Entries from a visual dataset
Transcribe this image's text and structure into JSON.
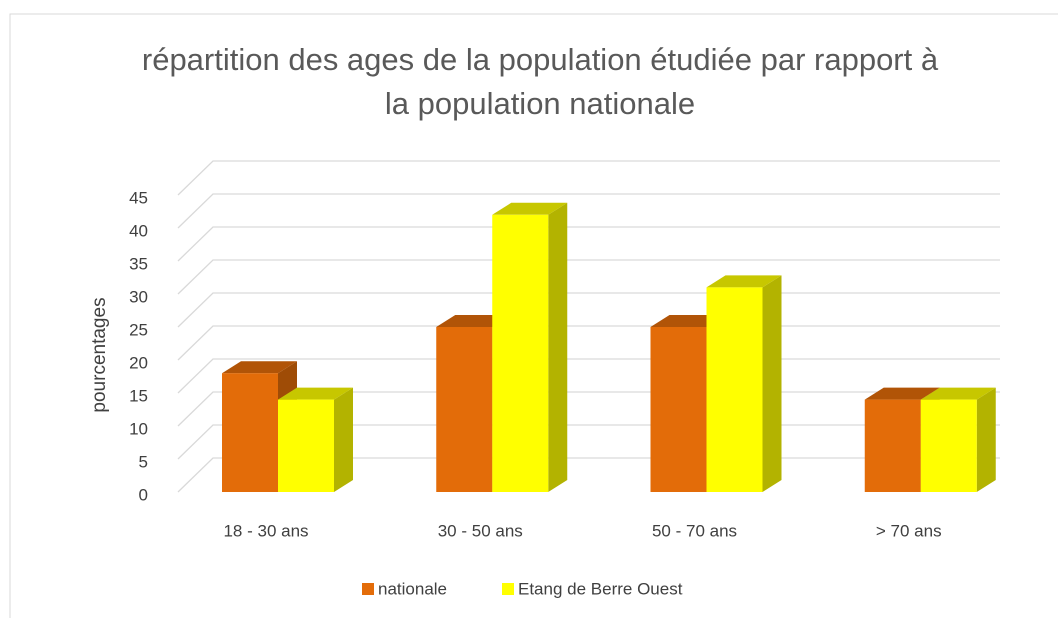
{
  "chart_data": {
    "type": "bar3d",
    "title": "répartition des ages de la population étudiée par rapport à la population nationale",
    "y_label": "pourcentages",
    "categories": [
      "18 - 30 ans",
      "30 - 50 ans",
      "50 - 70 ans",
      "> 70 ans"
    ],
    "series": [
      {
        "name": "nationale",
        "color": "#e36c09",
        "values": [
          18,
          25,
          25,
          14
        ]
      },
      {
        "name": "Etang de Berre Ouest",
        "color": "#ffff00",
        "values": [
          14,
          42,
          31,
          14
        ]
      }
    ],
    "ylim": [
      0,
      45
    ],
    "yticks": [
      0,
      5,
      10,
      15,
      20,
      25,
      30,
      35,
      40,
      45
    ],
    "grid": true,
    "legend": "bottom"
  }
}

▸ **Work to do**
Leave out the pictures and return every record word for word.

▸ **Solution**
Transcribe this image's text and structure into JSON.
{
  "chart_data": {
    "type": "bar3d",
    "title": "répartition des ages de la population étudiée par rapport à la population nationale",
    "y_label": "pourcentages",
    "categories": [
      "18 - 30 ans",
      "30 - 50 ans",
      "50 - 70 ans",
      "> 70 ans"
    ],
    "series": [
      {
        "name": "nationale",
        "color": "#e36c09",
        "values": [
          18,
          25,
          25,
          14
        ]
      },
      {
        "name": "Etang de Berre Ouest",
        "color": "#ffff00",
        "values": [
          14,
          42,
          31,
          14
        ]
      }
    ],
    "ylim": [
      0,
      45
    ],
    "yticks": [
      0,
      5,
      10,
      15,
      20,
      25,
      30,
      35,
      40,
      45
    ],
    "grid": true,
    "legend": "bottom"
  }
}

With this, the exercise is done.